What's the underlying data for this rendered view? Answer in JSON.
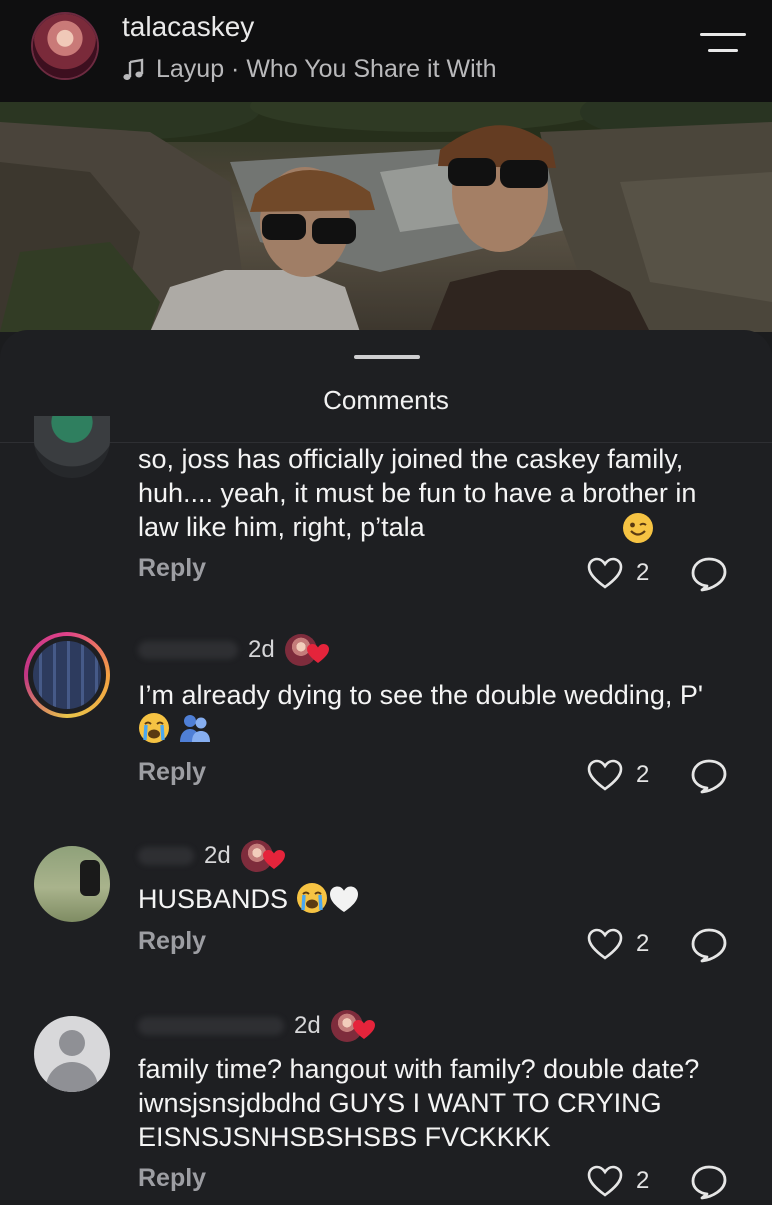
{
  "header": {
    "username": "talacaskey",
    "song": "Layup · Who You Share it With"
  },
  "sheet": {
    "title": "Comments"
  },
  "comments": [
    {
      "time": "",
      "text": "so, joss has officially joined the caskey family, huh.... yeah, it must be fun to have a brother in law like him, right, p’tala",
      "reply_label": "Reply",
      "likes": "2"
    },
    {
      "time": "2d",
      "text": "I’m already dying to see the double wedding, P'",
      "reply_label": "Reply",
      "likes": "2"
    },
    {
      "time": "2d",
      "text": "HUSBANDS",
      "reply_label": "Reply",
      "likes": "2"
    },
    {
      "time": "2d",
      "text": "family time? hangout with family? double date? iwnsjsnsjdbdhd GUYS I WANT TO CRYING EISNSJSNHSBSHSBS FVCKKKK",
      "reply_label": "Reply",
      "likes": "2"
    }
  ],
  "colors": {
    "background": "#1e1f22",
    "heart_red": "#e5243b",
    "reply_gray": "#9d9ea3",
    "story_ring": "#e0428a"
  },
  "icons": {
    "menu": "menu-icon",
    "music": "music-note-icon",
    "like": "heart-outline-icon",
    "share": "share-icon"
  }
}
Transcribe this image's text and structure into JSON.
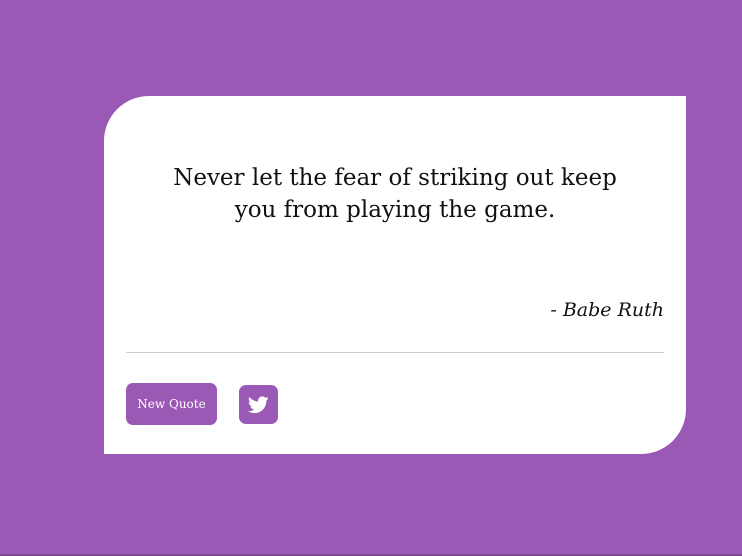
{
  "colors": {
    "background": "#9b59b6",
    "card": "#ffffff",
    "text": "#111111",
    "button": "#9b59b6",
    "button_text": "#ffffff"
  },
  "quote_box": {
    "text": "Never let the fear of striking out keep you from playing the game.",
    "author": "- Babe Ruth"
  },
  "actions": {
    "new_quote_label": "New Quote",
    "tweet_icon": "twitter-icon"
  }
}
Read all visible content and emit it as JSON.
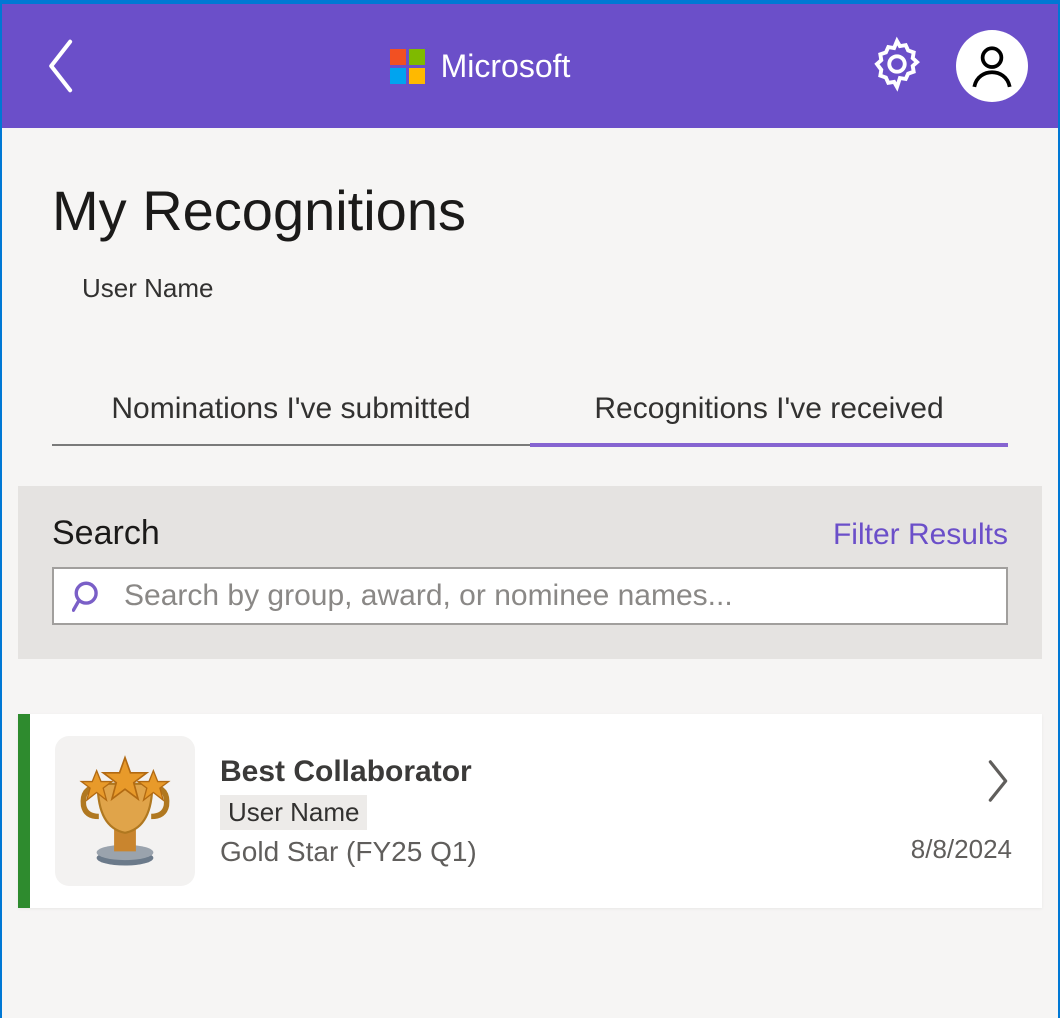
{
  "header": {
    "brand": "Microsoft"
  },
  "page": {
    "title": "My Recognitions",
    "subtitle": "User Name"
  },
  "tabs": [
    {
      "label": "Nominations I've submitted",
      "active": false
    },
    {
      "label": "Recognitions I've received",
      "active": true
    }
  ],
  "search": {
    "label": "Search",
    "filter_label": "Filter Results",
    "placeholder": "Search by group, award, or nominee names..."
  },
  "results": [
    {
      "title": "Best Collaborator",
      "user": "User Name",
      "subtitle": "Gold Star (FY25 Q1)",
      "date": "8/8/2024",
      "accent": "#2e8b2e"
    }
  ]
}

---

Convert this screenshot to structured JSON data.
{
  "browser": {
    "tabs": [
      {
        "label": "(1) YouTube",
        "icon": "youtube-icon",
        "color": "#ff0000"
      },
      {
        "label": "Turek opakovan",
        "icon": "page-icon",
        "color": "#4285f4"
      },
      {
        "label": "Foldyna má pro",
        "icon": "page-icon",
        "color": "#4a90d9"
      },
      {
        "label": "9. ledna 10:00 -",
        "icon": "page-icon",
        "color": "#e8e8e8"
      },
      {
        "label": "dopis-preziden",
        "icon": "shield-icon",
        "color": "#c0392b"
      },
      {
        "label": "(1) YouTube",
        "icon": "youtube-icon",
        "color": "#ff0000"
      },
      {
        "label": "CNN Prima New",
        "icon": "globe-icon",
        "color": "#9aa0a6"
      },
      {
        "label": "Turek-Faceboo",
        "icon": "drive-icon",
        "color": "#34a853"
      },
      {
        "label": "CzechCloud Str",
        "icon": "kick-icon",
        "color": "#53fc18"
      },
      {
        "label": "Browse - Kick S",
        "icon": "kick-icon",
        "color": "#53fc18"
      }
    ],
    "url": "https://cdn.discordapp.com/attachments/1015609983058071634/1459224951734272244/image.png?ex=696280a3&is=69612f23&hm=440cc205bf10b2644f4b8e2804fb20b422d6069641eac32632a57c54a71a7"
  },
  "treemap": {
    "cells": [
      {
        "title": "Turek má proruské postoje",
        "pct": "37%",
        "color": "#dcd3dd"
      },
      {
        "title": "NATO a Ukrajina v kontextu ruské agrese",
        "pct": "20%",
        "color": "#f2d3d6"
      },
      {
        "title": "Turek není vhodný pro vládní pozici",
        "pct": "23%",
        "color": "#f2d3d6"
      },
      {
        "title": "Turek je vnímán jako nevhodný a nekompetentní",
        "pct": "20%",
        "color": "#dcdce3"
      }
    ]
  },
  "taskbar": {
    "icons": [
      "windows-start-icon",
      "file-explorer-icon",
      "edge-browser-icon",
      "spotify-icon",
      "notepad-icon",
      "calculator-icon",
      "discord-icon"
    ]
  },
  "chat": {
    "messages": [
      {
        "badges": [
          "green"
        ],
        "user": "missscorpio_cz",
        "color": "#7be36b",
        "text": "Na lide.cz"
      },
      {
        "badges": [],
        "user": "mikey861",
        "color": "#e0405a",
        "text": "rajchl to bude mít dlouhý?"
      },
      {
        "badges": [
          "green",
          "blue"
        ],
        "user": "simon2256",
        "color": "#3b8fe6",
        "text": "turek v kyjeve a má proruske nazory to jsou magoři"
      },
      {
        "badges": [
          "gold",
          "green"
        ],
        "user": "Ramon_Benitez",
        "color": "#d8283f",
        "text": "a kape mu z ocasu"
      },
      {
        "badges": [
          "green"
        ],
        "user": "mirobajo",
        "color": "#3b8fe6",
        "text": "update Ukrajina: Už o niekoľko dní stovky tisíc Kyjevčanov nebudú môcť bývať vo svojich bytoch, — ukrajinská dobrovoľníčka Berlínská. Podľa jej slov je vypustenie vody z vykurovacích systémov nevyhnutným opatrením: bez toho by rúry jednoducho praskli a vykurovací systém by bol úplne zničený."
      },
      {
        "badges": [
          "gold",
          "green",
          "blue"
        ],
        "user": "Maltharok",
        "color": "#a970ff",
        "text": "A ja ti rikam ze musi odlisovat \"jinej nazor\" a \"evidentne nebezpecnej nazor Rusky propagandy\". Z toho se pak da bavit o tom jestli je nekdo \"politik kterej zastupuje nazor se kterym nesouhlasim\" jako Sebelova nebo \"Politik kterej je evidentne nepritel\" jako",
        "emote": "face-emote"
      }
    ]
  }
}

BRIEF
Check each line above for the word "subtitle", and copy the lines where it appears.

THE SOLUTION
    "subtitle": "User Name"
      "subtitle": "Gold Star (FY25 Q1)",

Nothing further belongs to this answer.